PROBLEM DESCRIPTION –
Pull out every line below containing the word "пониженных".

RECORDS SHOWN –
|---|

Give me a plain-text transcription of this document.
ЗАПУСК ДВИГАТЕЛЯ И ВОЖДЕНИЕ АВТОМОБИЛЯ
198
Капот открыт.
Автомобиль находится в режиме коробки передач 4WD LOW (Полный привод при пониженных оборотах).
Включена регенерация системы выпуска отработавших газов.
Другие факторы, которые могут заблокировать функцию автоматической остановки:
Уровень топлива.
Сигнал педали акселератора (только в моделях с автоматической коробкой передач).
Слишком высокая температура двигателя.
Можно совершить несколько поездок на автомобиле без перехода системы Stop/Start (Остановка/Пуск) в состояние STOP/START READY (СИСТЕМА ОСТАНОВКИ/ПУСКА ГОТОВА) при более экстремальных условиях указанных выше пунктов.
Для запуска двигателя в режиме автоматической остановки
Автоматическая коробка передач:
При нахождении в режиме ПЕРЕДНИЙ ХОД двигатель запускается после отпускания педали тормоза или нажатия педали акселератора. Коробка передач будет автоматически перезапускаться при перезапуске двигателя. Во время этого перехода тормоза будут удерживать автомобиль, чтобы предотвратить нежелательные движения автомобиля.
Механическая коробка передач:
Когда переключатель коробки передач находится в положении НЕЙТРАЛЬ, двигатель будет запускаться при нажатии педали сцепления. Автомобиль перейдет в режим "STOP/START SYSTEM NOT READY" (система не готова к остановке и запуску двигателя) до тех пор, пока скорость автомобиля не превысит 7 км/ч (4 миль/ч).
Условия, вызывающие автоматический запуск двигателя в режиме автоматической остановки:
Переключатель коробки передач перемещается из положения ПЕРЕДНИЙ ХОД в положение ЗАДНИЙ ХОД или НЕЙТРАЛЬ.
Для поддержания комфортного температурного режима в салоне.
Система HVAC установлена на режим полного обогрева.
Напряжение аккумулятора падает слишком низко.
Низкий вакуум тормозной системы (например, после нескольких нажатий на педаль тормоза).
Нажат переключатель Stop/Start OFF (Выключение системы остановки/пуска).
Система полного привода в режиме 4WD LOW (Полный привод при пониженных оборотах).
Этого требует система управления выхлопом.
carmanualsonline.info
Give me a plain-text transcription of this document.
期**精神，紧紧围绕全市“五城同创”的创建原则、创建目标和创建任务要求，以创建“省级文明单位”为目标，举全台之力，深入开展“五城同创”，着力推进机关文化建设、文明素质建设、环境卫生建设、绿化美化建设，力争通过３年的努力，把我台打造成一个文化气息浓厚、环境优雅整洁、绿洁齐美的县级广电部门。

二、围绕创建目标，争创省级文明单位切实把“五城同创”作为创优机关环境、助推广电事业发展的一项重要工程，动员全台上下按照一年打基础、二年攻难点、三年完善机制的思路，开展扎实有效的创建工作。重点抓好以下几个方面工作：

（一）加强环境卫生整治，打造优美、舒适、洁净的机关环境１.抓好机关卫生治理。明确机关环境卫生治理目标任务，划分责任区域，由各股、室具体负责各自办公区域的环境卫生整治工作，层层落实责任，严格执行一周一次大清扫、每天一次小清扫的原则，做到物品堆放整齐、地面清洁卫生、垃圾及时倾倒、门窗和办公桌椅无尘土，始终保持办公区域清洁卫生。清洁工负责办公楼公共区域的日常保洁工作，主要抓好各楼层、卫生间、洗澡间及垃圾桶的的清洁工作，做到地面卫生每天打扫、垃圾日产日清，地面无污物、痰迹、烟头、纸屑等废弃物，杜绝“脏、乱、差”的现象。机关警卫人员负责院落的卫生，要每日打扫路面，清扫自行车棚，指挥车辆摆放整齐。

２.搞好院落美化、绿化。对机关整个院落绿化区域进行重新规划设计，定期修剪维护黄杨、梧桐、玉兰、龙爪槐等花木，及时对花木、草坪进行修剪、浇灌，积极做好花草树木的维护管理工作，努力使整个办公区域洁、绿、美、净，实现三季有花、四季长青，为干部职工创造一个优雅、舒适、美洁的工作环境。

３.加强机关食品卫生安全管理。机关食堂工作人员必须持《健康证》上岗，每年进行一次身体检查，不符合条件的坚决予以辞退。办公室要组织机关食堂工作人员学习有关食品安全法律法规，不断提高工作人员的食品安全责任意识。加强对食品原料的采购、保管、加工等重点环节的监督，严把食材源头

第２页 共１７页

|---|

EXERCISE RESPONSE –
Автомобиль находится в режиме коробки передач 4WD LOW (Полный привод при пониженных оборотах).
Система полного привода в режиме 4WD LOW (Полный привод при пониженных оборотах).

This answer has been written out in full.